Output all lines exactly, with nothing added or dropped.

=== DATA FOR THIS TASK ===

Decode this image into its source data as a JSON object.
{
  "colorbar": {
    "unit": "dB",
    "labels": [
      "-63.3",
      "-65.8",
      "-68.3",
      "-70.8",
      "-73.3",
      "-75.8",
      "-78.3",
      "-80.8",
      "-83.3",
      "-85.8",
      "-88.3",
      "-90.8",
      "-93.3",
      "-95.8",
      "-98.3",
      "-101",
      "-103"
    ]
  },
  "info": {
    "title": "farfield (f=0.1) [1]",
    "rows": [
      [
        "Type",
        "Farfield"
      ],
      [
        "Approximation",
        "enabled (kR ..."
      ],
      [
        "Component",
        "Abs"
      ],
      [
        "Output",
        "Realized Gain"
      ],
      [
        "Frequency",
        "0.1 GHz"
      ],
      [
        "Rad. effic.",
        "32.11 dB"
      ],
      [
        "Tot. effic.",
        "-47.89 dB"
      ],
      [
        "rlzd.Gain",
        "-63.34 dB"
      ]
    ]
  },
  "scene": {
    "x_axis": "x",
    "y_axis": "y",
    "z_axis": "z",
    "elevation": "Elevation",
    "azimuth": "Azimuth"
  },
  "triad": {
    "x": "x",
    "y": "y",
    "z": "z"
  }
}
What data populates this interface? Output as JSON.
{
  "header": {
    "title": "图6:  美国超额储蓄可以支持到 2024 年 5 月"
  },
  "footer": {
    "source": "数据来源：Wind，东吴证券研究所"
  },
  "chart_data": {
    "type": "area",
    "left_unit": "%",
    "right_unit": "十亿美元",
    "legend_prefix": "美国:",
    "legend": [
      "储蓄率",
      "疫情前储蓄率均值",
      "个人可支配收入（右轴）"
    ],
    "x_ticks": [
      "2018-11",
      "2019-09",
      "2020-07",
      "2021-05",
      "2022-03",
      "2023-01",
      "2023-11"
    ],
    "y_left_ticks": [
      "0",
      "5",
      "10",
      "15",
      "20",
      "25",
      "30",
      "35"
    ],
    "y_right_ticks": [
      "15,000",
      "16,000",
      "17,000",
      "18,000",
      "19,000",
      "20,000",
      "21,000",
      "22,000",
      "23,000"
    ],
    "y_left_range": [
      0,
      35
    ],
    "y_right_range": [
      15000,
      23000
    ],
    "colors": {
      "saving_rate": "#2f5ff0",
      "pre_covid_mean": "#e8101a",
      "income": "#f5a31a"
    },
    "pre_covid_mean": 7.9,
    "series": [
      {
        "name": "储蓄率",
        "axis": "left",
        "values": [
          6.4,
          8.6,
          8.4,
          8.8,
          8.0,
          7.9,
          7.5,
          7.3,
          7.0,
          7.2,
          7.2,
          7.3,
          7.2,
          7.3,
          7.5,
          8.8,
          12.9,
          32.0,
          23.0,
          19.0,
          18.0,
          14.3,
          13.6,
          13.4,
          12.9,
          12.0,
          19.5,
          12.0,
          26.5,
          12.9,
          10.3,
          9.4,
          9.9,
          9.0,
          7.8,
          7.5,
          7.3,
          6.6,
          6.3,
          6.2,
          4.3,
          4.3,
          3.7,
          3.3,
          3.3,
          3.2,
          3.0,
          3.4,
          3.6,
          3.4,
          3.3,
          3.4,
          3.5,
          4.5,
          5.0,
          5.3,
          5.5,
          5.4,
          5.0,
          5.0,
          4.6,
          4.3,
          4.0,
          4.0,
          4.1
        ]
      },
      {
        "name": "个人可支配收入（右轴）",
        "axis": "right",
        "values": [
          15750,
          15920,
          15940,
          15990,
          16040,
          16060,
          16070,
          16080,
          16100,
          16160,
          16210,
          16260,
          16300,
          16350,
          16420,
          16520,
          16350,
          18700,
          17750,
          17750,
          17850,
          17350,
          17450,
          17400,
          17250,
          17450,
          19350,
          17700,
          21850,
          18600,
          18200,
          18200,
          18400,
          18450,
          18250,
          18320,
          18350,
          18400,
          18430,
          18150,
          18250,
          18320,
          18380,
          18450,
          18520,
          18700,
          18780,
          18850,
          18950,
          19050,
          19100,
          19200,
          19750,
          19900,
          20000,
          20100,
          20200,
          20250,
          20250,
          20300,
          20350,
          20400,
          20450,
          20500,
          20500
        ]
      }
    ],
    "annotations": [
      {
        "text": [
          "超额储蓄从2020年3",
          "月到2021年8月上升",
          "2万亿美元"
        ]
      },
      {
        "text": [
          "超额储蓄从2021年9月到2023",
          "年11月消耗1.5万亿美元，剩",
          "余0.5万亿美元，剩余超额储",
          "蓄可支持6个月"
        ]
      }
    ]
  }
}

===

## EXPECTED OUTPUT
Decode this image into its source data as a JSON object.
{
  "colorbar": {
    "unit": "dB",
    "labels": [
      "-63.3",
      "-65.8",
      "-68.3",
      "-70.8",
      "-73.3",
      "-75.8",
      "-78.3",
      "-80.8",
      "-83.3",
      "-85.8",
      "-88.3",
      "-90.8",
      "-93.3",
      "-95.8",
      "-98.3",
      "-101",
      "-103"
    ]
  },
  "info": {
    "title": "farfield (f=0.1) [1]",
    "rows": [
      [
        "Type",
        "Farfield"
      ],
      [
        "Approximation",
        "enabled (kR ..."
      ],
      [
        "Component",
        "Abs"
      ],
      [
        "Output",
        "Realized Gain"
      ],
      [
        "Frequency",
        "0.1 GHz"
      ],
      [
        "Rad. effic.",
        "32.11 dB"
      ],
      [
        "Tot. effic.",
        "-47.89 dB"
      ],
      [
        "rlzd.Gain",
        "-63.34 dB"
      ]
    ]
  },
  "scene": {
    "x_axis": "x",
    "y_axis": "y",
    "z_axis": "z",
    "elevation": "Elevation",
    "azimuth": "Azimuth"
  },
  "triad": {
    "x": "x",
    "y": "y",
    "z": "z"
  }
}
What data populates this interface? Output as JSON.
{
  "header": {
    "title": "图6:  美国超额储蓄可以支持到 2024 年 5 月"
  },
  "footer": {
    "source": "数据来源：Wind，东吴证券研究所"
  },
  "chart_data": {
    "type": "area",
    "left_unit": "%",
    "right_unit": "十亿美元",
    "legend_prefix": "美国:",
    "legend": [
      "储蓄率",
      "疫情前储蓄率均值",
      "个人可支配收入（右轴）"
    ],
    "x_ticks": [
      "2018-11",
      "2019-09",
      "2020-07",
      "2021-05",
      "2022-03",
      "2023-01",
      "2023-11"
    ],
    "y_left_ticks": [
      "0",
      "5",
      "10",
      "15",
      "20",
      "25",
      "30",
      "35"
    ],
    "y_right_ticks": [
      "15,000",
      "16,000",
      "17,000",
      "18,000",
      "19,000",
      "20,000",
      "21,000",
      "22,000",
      "23,000"
    ],
    "y_left_range": [
      0,
      35
    ],
    "y_right_range": [
      15000,
      23000
    ],
    "colors": {
      "saving_rate": "#2f5ff0",
      "pre_covid_mean": "#e8101a",
      "income": "#f5a31a"
    },
    "pre_covid_mean": 7.9,
    "series": [
      {
        "name": "储蓄率",
        "axis": "left",
        "values": [
          6.4,
          8.6,
          8.4,
          8.8,
          8.0,
          7.9,
          7.5,
          7.3,
          7.0,
          7.2,
          7.2,
          7.3,
          7.2,
          7.3,
          7.5,
          8.8,
          12.9,
          32.0,
          23.0,
          19.0,
          18.0,
          14.3,
          13.6,
          13.4,
          12.9,
          12.0,
          19.5,
          12.0,
          26.5,
          12.9,
          10.3,
          9.4,
          9.9,
          9.0,
          7.8,
          7.5,
          7.3,
          6.6,
          6.3,
          6.2,
          4.3,
          4.3,
          3.7,
          3.3,
          3.3,
          3.2,
          3.0,
          3.4,
          3.6,
          3.4,
          3.3,
          3.4,
          3.5,
          4.5,
          5.0,
          5.3,
          5.5,
          5.4,
          5.0,
          5.0,
          4.6,
          4.3,
          4.0,
          4.0,
          4.1
        ]
      },
      {
        "name": "个人可支配收入（右轴）",
        "axis": "right",
        "values": [
          15750,
          15920,
          15940,
          15990,
          16040,
          16060,
          16070,
          16080,
          16100,
          16160,
          16210,
          16260,
          16300,
          16350,
          16420,
          16520,
          16350,
          18700,
          17750,
          17750,
          17850,
          17350,
          17450,
          17400,
          17250,
          17450,
          19350,
          17700,
          21850,
          18600,
          18200,
          18200,
          18400,
          18450,
          18250,
          18320,
          18350,
          18400,
          18430,
          18150,
          18250,
          18320,
          18380,
          18450,
          18520,
          18700,
          18780,
          18850,
          18950,
          19050,
          19100,
          19200,
          19750,
          19900,
          20000,
          20100,
          20200,
          20250,
          20250,
          20300,
          20350,
          20400,
          20450,
          20500,
          20500
        ]
      }
    ],
    "annotations": [
      {
        "text": [
          "超额储蓄从2020年3",
          "月到2021年8月上升",
          "2万亿美元"
        ]
      },
      {
        "text": [
          "超额储蓄从2021年9月到2023",
          "年11月消耗1.5万亿美元，剩",
          "余0.5万亿美元，剩余超额储",
          "蓄可支持6个月"
        ]
      }
    ]
  }
}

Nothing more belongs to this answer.